### Directions for this task
Reproduce each line bearing the word "lesie".

### Supplied records
• • •

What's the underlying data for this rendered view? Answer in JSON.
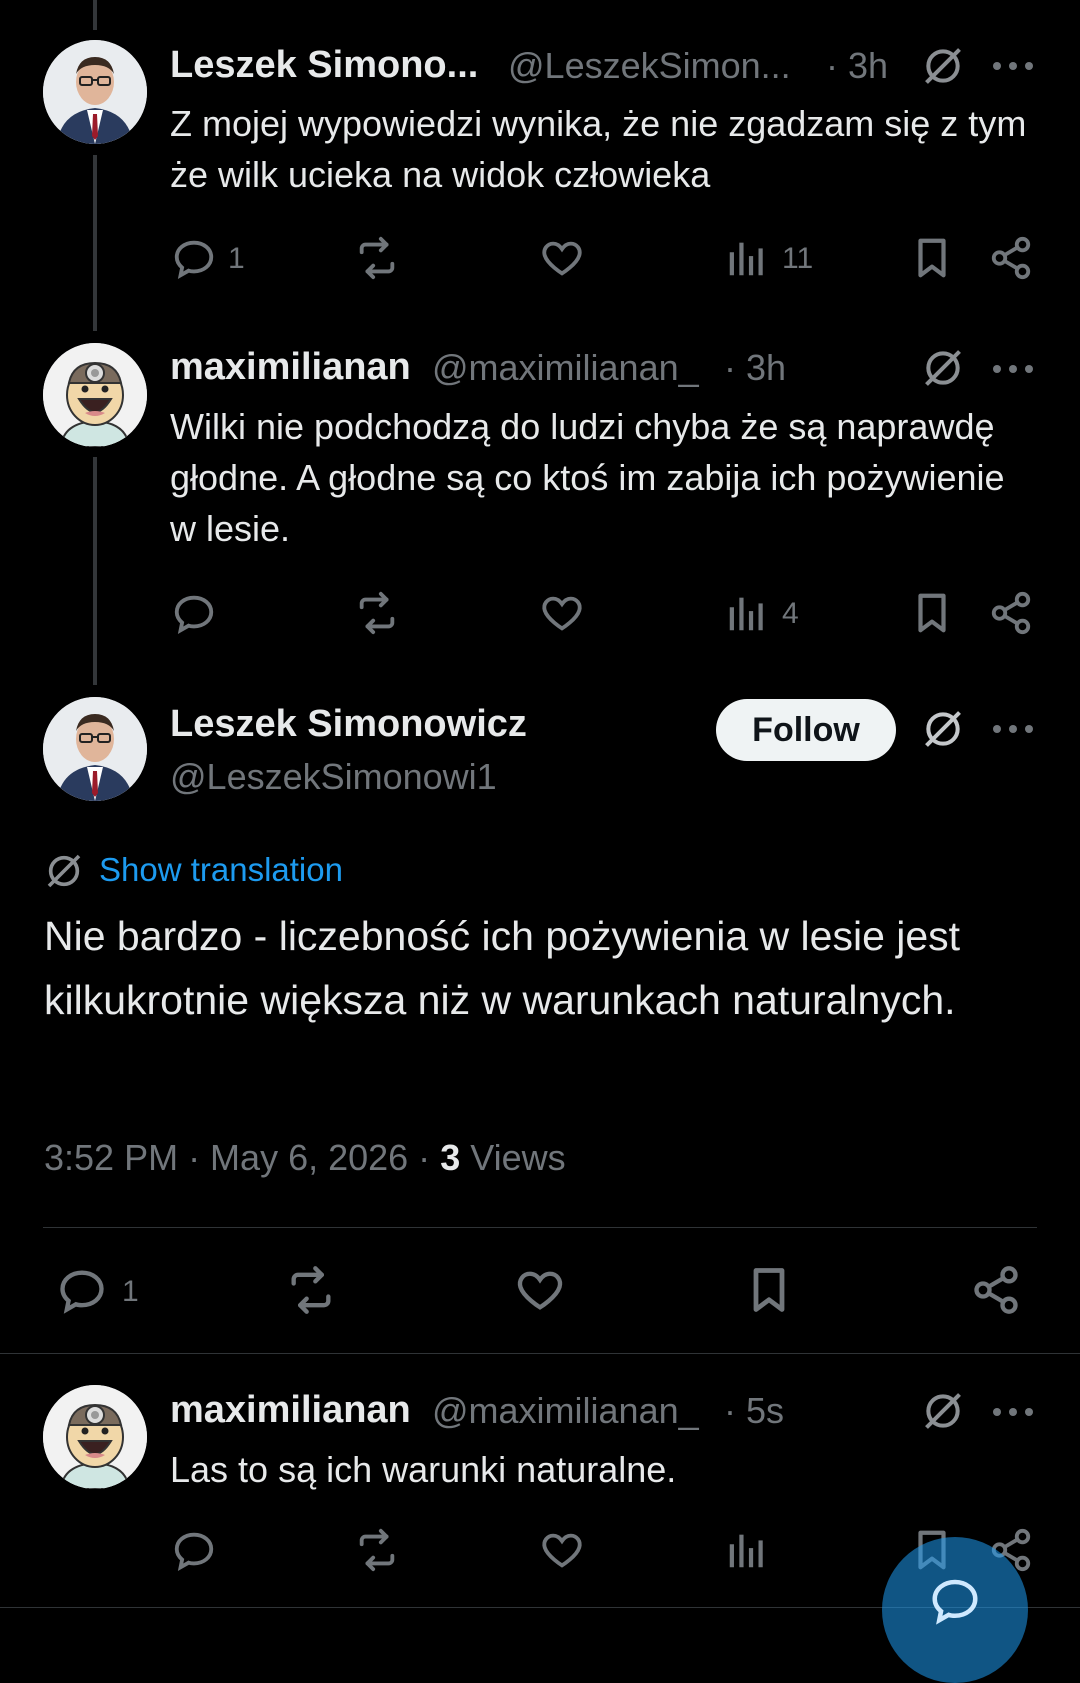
{
  "tweets": [
    {
      "name": "Leszek Simono...",
      "handle": "@LeszekSimon...",
      "time": "· 3h",
      "text": "Z mojej wypowiedzi wynika, że nie zgadzam się z tym że wilk ucieka na widok człowieka",
      "replies": "1",
      "views": "11"
    },
    {
      "name": "maximilianan",
      "handle": "@maximilianan_",
      "time": "· 3h",
      "text": "Wilki nie podchodzą do ludzi chyba że są naprawdę głodne. A głodne są co ktoś im zabija ich pożywienie w lesie.",
      "replies": "",
      "views": "4"
    }
  ],
  "main_tweet": {
    "name": "Leszek Simonowicz",
    "handle": "@LeszekSimonowi1",
    "follow_label": "Follow",
    "show_translation": "Show translation",
    "text": "Nie bardzo - liczebność ich pożywienia w lesie jest kilkukrotnie większa niż w warunkach naturalnych.",
    "timestamp": "3:52 PM · May 6, 2026 ·",
    "views_count": "3",
    "views_label": "Views",
    "replies": "1"
  },
  "reply": {
    "name": "maximilianan",
    "handle": "@maximilianan_",
    "time": "· 5s",
    "text": "Las to są ich warunki naturalne."
  },
  "colors": {
    "background": "#000000",
    "text": "#e7e9ea",
    "muted": "#71767b",
    "link": "#1d9bf0",
    "fab": "#1d9bf0"
  },
  "icons": [
    "reply-icon",
    "retweet-icon",
    "like-icon",
    "views-icon",
    "bookmark-icon",
    "share-icon",
    "grok-icon",
    "more-icon",
    "compose-reply-icon"
  ]
}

• • •

### The answer
      "text": "Wilki nie podchodzą do ludzi chyba że są naprawdę głodne. A głodne są co ktoś im zabija ich pożywienie w lesie.",
    "text": "Nie bardzo - liczebność ich pożywienia w lesie jest kilkukrotnie większa niż w warunkach naturalnych.",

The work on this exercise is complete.